• [Problem statement]: Give the entries again, word for word.
== Provided entries ==
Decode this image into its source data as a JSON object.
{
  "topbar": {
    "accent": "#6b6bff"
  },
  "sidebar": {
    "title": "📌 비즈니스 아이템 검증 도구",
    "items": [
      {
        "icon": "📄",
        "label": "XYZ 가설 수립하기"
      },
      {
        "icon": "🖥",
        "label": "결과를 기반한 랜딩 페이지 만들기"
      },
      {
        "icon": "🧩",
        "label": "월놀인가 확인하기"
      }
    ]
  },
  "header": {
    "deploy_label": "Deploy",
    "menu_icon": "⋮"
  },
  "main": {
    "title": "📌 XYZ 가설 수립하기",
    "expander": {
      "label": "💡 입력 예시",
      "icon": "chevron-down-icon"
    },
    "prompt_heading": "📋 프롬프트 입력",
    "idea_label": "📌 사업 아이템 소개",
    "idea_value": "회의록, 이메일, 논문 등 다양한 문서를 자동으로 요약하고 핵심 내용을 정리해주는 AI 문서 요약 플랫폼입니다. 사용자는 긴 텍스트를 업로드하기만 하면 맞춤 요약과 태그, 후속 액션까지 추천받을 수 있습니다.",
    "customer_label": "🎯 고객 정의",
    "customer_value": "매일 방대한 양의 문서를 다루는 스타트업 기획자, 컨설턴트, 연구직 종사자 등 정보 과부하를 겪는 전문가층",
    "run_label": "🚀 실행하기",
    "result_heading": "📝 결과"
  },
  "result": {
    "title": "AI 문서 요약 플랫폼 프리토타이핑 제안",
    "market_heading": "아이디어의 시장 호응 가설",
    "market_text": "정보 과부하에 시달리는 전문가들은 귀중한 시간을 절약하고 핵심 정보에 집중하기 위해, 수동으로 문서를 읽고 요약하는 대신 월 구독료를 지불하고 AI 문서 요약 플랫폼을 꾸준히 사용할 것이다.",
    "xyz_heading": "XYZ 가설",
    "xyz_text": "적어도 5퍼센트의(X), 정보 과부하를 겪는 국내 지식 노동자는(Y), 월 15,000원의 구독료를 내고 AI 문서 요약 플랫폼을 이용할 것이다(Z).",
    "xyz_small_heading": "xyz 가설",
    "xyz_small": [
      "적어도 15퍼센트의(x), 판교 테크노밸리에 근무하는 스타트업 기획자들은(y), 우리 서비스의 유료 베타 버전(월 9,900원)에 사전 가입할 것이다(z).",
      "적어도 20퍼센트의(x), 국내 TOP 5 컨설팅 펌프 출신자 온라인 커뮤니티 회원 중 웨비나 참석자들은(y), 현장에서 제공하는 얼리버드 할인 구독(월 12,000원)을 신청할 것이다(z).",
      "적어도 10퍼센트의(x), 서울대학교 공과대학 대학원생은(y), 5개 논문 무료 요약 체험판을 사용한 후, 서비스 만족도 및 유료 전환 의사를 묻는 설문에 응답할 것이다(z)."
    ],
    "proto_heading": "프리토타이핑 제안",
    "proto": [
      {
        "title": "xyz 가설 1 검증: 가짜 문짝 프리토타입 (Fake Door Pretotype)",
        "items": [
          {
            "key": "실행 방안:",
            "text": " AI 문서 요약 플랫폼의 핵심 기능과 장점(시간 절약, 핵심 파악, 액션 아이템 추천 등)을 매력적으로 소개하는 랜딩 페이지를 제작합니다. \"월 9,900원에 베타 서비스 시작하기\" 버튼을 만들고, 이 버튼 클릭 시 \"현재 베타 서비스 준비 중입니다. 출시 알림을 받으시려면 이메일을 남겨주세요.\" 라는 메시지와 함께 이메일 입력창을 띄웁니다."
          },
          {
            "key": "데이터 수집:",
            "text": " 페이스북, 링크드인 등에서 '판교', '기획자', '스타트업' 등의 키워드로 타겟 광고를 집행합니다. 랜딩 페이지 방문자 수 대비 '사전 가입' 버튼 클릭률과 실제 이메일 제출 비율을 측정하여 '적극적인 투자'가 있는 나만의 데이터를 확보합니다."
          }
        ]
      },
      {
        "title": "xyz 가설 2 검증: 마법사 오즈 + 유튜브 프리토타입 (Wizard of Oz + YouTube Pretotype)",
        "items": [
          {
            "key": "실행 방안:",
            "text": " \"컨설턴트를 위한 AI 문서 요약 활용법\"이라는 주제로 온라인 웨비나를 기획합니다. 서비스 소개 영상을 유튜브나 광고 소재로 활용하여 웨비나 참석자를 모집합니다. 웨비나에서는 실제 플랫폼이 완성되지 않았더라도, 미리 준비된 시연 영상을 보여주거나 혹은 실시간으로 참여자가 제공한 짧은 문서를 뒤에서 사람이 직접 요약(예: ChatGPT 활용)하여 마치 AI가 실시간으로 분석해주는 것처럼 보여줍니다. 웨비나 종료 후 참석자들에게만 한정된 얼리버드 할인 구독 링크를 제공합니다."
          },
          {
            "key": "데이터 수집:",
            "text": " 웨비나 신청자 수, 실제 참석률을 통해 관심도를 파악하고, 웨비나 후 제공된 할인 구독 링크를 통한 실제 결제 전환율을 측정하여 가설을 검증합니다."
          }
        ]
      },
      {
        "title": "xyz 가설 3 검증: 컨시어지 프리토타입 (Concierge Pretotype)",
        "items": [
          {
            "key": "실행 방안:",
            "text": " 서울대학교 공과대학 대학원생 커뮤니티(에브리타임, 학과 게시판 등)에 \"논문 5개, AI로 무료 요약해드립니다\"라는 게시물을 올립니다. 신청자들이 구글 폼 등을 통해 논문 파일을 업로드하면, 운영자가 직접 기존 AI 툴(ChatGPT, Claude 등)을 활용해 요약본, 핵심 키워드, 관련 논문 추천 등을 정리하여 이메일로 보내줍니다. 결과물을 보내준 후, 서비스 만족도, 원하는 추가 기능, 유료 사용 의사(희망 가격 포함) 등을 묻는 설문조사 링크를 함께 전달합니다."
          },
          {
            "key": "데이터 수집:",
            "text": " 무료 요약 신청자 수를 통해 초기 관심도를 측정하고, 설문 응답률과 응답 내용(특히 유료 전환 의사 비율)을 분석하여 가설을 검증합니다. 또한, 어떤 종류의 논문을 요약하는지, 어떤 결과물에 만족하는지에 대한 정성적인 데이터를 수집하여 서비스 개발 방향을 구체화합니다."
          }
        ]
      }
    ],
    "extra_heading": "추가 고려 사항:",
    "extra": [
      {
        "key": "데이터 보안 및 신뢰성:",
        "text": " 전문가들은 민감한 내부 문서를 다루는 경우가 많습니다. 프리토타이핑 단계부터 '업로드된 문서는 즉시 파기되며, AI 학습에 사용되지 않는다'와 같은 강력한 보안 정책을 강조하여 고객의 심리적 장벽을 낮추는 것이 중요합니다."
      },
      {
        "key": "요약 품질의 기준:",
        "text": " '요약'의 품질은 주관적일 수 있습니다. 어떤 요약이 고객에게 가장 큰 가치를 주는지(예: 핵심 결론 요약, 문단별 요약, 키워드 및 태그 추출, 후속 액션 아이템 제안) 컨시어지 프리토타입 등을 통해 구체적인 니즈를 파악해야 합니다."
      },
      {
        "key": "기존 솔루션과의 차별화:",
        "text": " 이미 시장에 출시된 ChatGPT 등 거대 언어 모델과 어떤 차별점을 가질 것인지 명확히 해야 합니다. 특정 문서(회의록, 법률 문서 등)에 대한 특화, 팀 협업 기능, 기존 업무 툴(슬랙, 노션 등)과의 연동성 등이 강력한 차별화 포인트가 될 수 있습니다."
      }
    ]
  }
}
===
• [Final answer]:
Decode this image into its source data as a JSON object.
{
  "topbar": {
    "accent": "#6b6bff"
  },
  "sidebar": {
    "title": "📌 비즈니스 아이템 검증 도구",
    "items": [
      {
        "icon": "📄",
        "label": "XYZ 가설 수립하기"
      },
      {
        "icon": "🖥",
        "label": "결과를 기반한 랜딩 페이지 만들기"
      },
      {
        "icon": "🧩",
        "label": "월놀인가 확인하기"
      }
    ]
  },
  "header": {
    "deploy_label": "Deploy",
    "menu_icon": "⋮"
  },
  "main": {
    "title": "📌 XYZ 가설 수립하기",
    "expander": {
      "label": "💡 입력 예시",
      "icon": "chevron-down-icon"
    },
    "prompt_heading": "📋 프롬프트 입력",
    "idea_label": "📌 사업 아이템 소개",
    "idea_value": "회의록, 이메일, 논문 등 다양한 문서를 자동으로 요약하고 핵심 내용을 정리해주는 AI 문서 요약 플랫폼입니다. 사용자는 긴 텍스트를 업로드하기만 하면 맞춤 요약과 태그, 후속 액션까지 추천받을 수 있습니다.",
    "customer_label": "🎯 고객 정의",
    "customer_value": "매일 방대한 양의 문서를 다루는 스타트업 기획자, 컨설턴트, 연구직 종사자 등 정보 과부하를 겪는 전문가층",
    "run_label": "🚀 실행하기",
    "result_heading": "📝 결과"
  },
  "result": {
    "title": "AI 문서 요약 플랫폼 프리토타이핑 제안",
    "market_heading": "아이디어의 시장 호응 가설",
    "market_text": "정보 과부하에 시달리는 전문가들은 귀중한 시간을 절약하고 핵심 정보에 집중하기 위해, 수동으로 문서를 읽고 요약하는 대신 월 구독료를 지불하고 AI 문서 요약 플랫폼을 꾸준히 사용할 것이다.",
    "xyz_heading": "XYZ 가설",
    "xyz_text": "적어도 5퍼센트의(X), 정보 과부하를 겪는 국내 지식 노동자는(Y), 월 15,000원의 구독료를 내고 AI 문서 요약 플랫폼을 이용할 것이다(Z).",
    "xyz_small_heading": "xyz 가설",
    "xyz_small": [
      "적어도 15퍼센트의(x), 판교 테크노밸리에 근무하는 스타트업 기획자들은(y), 우리 서비스의 유료 베타 버전(월 9,900원)에 사전 가입할 것이다(z).",
      "적어도 20퍼센트의(x), 국내 TOP 5 컨설팅 펌프 출신자 온라인 커뮤니티 회원 중 웨비나 참석자들은(y), 현장에서 제공하는 얼리버드 할인 구독(월 12,000원)을 신청할 것이다(z).",
      "적어도 10퍼센트의(x), 서울대학교 공과대학 대학원생은(y), 5개 논문 무료 요약 체험판을 사용한 후, 서비스 만족도 및 유료 전환 의사를 묻는 설문에 응답할 것이다(z)."
    ],
    "proto_heading": "프리토타이핑 제안",
    "proto": [
      {
        "title": "xyz 가설 1 검증: 가짜 문짝 프리토타입 (Fake Door Pretotype)",
        "items": [
          {
            "key": "실행 방안:",
            "text": " AI 문서 요약 플랫폼의 핵심 기능과 장점(시간 절약, 핵심 파악, 액션 아이템 추천 등)을 매력적으로 소개하는 랜딩 페이지를 제작합니다. \"월 9,900원에 베타 서비스 시작하기\" 버튼을 만들고, 이 버튼 클릭 시 \"현재 베타 서비스 준비 중입니다. 출시 알림을 받으시려면 이메일을 남겨주세요.\" 라는 메시지와 함께 이메일 입력창을 띄웁니다."
          },
          {
            "key": "데이터 수집:",
            "text": " 페이스북, 링크드인 등에서 '판교', '기획자', '스타트업' 등의 키워드로 타겟 광고를 집행합니다. 랜딩 페이지 방문자 수 대비 '사전 가입' 버튼 클릭률과 실제 이메일 제출 비율을 측정하여 '적극적인 투자'가 있는 나만의 데이터를 확보합니다."
          }
        ]
      },
      {
        "title": "xyz 가설 2 검증: 마법사 오즈 + 유튜브 프리토타입 (Wizard of Oz + YouTube Pretotype)",
        "items": [
          {
            "key": "실행 방안:",
            "text": " \"컨설턴트를 위한 AI 문서 요약 활용법\"이라는 주제로 온라인 웨비나를 기획합니다. 서비스 소개 영상을 유튜브나 광고 소재로 활용하여 웨비나 참석자를 모집합니다. 웨비나에서는 실제 플랫폼이 완성되지 않았더라도, 미리 준비된 시연 영상을 보여주거나 혹은 실시간으로 참여자가 제공한 짧은 문서를 뒤에서 사람이 직접 요약(예: ChatGPT 활용)하여 마치 AI가 실시간으로 분석해주는 것처럼 보여줍니다. 웨비나 종료 후 참석자들에게만 한정된 얼리버드 할인 구독 링크를 제공합니다."
          },
          {
            "key": "데이터 수집:",
            "text": " 웨비나 신청자 수, 실제 참석률을 통해 관심도를 파악하고, 웨비나 후 제공된 할인 구독 링크를 통한 실제 결제 전환율을 측정하여 가설을 검증합니다."
          }
        ]
      },
      {
        "title": "xyz 가설 3 검증: 컨시어지 프리토타입 (Concierge Pretotype)",
        "items": [
          {
            "key": "실행 방안:",
            "text": " 서울대학교 공과대학 대학원생 커뮤니티(에브리타임, 학과 게시판 등)에 \"논문 5개, AI로 무료 요약해드립니다\"라는 게시물을 올립니다. 신청자들이 구글 폼 등을 통해 논문 파일을 업로드하면, 운영자가 직접 기존 AI 툴(ChatGPT, Claude 등)을 활용해 요약본, 핵심 키워드, 관련 논문 추천 등을 정리하여 이메일로 보내줍니다. 결과물을 보내준 후, 서비스 만족도, 원하는 추가 기능, 유료 사용 의사(희망 가격 포함) 등을 묻는 설문조사 링크를 함께 전달합니다."
          },
          {
            "key": "데이터 수집:",
            "text": " 무료 요약 신청자 수를 통해 초기 관심도를 측정하고, 설문 응답률과 응답 내용(특히 유료 전환 의사 비율)을 분석하여 가설을 검증합니다. 또한, 어떤 종류의 논문을 요약하는지, 어떤 결과물에 만족하는지에 대한 정성적인 데이터를 수집하여 서비스 개발 방향을 구체화합니다."
          }
        ]
      }
    ],
    "extra_heading": "추가 고려 사항:",
    "extra": [
      {
        "key": "데이터 보안 및 신뢰성:",
        "text": " 전문가들은 민감한 내부 문서를 다루는 경우가 많습니다. 프리토타이핑 단계부터 '업로드된 문서는 즉시 파기되며, AI 학습에 사용되지 않는다'와 같은 강력한 보안 정책을 강조하여 고객의 심리적 장벽을 낮추는 것이 중요합니다."
      },
      {
        "key": "요약 품질의 기준:",
        "text": " '요약'의 품질은 주관적일 수 있습니다. 어떤 요약이 고객에게 가장 큰 가치를 주는지(예: 핵심 결론 요약, 문단별 요약, 키워드 및 태그 추출, 후속 액션 아이템 제안) 컨시어지 프리토타입 등을 통해 구체적인 니즈를 파악해야 합니다."
      },
      {
        "key": "기존 솔루션과의 차별화:",
        "text": " 이미 시장에 출시된 ChatGPT 등 거대 언어 모델과 어떤 차별점을 가질 것인지 명확히 해야 합니다. 특정 문서(회의록, 법률 문서 등)에 대한 특화, 팀 협업 기능, 기존 업무 툴(슬랙, 노션 등)과의 연동성 등이 강력한 차별화 포인트가 될 수 있습니다."
      }
    ]
  }
}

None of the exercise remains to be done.